» Dataset excerpts:
## begin

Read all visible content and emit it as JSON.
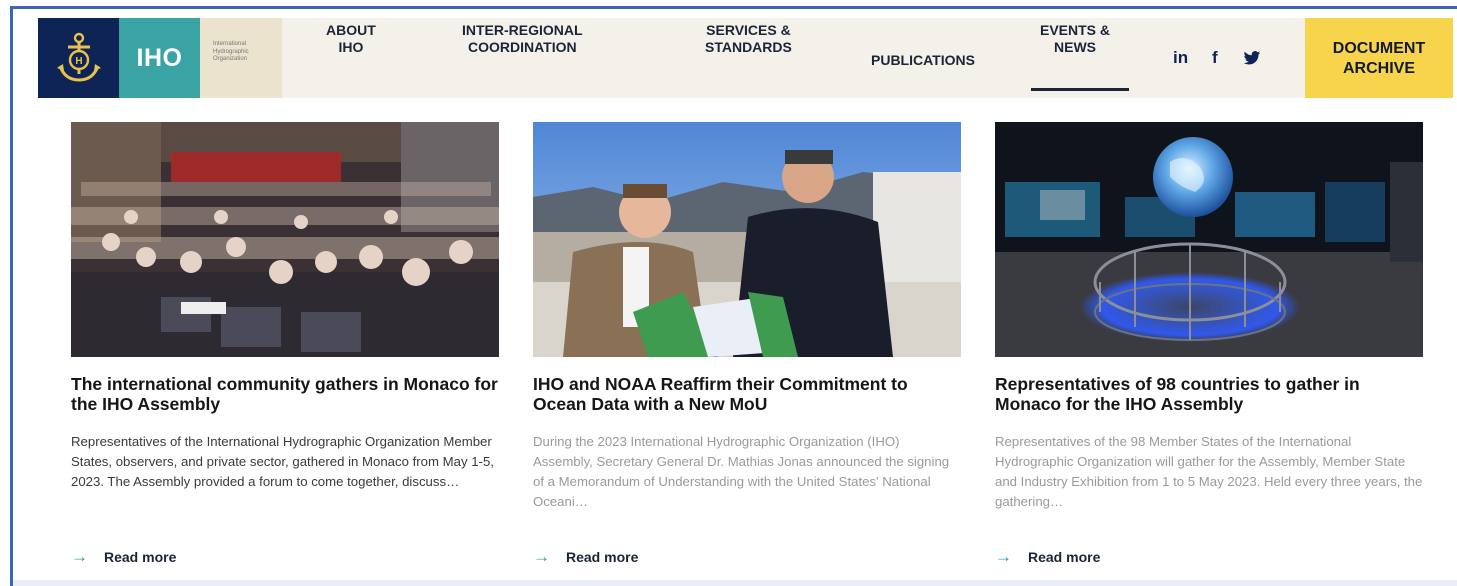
{
  "logo": {
    "abbr": "IHO",
    "org_lines": [
      "International",
      "Hydrographic",
      "Organization"
    ]
  },
  "nav": {
    "items": [
      {
        "line1": "ABOUT",
        "line2": "IHO"
      },
      {
        "line1": "INTER-REGIONAL",
        "line2": "COORDINATION"
      },
      {
        "line1": "SERVICES &",
        "line2": "STANDARDS"
      },
      {
        "line1": "PUBLICATIONS",
        "line2": ""
      },
      {
        "line1": "EVENTS &",
        "line2": "NEWS"
      }
    ],
    "social": [
      "in",
      "f"
    ],
    "cta": {
      "line1": "DOCUMENT",
      "line2": "ARCHIVE"
    }
  },
  "cards": [
    {
      "title": "The international community gathers in Monaco for the IHO Assembly",
      "text": "Representatives of the International Hydrographic Organization Member States, observers, and private sector, gathered in Monaco from May 1-5, 2023. The Assembly provided a forum to come together, discuss…",
      "read_more": "Read more"
    },
    {
      "title": "IHO and NOAA Reaffirm their Commitment to Ocean Data with a New MoU",
      "text": "During the 2023 International Hydrographic Organization (IHO) Assembly, Secretary General Dr. Mathias Jonas announced the signing of a Memorandum of Understanding with the United States' National Oceani…",
      "read_more": "Read more"
    },
    {
      "title": "Representatives of 98 countries to gather in Monaco for the IHO Assembly",
      "text": "Representatives of the 98 Member States of the International Hydrographic Organization will gather for the Assembly, Member State and Industry Exhibition from 1 to 5 May 2023. Held every three years, the gathering…",
      "read_more": "Read more"
    }
  ],
  "colors": {
    "navy": "#0f2456",
    "teal": "#3aa3a3",
    "accent_yellow": "#f7d44c",
    "nav_bg": "#f4f1ea",
    "text_dark": "#1b2537"
  }
}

## end

» Exercise instructions: Identify each line in the entries with the word "title" and copy it.

» Written response:
      "title": "The international community gathers in Monaco for the IHO Assembly",
      "title": "IHO and NOAA Reaffirm their Commitment to Ocean Data with a New MoU",
      "title": "Representatives of 98 countries to gather in Monaco for the IHO Assembly",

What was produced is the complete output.